↓

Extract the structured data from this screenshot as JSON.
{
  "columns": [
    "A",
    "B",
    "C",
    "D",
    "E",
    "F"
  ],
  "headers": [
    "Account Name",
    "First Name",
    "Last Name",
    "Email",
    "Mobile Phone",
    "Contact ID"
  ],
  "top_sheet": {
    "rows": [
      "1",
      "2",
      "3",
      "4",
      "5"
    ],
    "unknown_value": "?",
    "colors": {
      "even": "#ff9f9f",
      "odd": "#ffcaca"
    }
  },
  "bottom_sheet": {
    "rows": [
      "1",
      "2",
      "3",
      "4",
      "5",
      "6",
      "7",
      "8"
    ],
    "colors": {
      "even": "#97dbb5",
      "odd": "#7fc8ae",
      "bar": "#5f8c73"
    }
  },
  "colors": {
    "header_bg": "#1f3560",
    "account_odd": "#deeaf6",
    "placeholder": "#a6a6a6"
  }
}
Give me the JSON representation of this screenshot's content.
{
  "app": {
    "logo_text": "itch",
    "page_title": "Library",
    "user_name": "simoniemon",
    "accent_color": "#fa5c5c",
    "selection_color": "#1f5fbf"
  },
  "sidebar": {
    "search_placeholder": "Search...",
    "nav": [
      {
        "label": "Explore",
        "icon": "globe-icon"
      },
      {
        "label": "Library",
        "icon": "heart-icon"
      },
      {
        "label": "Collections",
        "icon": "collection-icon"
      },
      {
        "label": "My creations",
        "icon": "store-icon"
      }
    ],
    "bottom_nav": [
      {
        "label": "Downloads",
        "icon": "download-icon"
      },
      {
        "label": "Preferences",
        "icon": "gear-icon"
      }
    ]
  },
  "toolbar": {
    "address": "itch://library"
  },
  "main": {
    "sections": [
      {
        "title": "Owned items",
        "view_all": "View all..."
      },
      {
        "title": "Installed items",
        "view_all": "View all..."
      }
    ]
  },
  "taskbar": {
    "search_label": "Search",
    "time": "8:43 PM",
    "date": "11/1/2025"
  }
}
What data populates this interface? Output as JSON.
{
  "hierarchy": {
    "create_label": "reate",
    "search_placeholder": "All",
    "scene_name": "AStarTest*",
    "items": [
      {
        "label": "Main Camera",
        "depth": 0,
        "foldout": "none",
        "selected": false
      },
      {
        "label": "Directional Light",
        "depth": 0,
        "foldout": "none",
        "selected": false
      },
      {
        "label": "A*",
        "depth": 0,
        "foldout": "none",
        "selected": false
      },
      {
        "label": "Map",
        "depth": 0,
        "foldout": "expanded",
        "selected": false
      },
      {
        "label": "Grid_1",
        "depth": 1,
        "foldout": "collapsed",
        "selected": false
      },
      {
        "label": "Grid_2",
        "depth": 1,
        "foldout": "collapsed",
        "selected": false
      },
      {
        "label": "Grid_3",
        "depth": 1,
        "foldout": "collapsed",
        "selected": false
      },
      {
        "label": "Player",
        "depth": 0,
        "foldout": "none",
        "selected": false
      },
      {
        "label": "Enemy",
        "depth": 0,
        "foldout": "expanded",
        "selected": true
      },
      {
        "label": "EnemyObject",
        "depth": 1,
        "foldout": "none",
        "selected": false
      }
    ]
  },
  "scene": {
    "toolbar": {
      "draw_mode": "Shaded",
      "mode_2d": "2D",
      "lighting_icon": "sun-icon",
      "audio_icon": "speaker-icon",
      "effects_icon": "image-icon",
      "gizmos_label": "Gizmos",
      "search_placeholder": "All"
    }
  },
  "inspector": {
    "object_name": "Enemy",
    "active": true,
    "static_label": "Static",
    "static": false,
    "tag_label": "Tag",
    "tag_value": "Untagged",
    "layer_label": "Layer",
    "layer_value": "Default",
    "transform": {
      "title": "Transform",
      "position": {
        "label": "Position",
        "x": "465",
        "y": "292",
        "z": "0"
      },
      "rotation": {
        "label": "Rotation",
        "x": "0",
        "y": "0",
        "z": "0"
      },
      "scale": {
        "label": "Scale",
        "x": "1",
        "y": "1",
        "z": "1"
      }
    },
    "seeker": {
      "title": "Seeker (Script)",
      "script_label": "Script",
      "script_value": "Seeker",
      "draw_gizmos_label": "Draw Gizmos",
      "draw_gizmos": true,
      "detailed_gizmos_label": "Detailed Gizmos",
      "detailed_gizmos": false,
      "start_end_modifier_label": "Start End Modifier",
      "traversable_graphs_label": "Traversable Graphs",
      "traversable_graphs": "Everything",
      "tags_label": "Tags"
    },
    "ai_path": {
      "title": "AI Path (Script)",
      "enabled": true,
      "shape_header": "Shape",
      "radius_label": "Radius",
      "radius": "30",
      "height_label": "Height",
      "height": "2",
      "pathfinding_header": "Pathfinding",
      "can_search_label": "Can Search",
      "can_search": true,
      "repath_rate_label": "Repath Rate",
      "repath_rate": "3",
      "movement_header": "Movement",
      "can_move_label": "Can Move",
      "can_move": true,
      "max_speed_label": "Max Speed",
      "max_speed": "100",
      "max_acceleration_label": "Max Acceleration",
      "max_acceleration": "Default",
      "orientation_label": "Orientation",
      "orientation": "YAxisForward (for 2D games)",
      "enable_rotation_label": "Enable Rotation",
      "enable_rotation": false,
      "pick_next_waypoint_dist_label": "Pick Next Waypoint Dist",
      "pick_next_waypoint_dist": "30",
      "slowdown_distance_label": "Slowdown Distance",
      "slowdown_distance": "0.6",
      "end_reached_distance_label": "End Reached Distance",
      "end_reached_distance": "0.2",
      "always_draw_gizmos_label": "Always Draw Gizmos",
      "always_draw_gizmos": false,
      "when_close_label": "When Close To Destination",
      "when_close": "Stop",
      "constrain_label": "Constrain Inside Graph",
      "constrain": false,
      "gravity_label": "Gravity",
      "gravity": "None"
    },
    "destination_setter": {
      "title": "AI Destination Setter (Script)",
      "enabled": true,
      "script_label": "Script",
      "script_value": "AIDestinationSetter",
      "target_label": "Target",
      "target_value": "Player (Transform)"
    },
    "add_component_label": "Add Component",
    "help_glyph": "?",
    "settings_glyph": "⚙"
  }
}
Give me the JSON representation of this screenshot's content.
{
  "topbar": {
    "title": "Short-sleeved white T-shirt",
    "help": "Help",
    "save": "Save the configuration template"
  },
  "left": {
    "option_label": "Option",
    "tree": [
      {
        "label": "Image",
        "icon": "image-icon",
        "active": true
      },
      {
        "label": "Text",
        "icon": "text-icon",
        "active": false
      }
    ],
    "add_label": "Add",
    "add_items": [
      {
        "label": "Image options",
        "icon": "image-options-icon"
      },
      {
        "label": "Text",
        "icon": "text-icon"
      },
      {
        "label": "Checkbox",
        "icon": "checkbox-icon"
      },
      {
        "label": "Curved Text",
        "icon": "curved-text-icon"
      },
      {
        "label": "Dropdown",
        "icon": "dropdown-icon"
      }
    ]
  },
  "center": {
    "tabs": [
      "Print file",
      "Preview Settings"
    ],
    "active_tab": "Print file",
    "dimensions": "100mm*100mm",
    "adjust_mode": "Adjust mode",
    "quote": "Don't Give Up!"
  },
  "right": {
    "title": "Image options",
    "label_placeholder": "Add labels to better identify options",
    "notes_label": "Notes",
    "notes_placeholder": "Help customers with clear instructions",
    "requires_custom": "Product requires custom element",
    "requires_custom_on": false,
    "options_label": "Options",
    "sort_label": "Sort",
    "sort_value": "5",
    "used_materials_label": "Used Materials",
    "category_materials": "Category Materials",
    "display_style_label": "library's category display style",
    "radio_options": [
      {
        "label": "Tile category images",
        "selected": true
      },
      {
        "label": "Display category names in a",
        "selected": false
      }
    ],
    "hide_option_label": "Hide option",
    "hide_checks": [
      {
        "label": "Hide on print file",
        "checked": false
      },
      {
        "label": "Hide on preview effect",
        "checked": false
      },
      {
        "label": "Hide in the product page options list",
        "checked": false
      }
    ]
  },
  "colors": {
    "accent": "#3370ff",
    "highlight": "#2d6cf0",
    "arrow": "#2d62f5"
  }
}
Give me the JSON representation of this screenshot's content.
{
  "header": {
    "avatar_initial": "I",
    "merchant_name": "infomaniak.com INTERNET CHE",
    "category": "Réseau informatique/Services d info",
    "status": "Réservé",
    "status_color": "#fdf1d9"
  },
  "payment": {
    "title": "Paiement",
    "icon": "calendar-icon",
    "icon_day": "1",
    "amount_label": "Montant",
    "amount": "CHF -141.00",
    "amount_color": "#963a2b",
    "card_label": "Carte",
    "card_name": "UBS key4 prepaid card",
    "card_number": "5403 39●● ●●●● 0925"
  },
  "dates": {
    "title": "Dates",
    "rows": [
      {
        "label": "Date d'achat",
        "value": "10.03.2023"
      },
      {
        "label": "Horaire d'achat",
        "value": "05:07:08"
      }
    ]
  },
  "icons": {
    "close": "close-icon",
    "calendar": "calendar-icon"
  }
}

↑

What to do :: Take every line from the records above that has the word "Default" and copy it.

Output below ::
    "layer_value": "Default",
      "max_acceleration": "Default",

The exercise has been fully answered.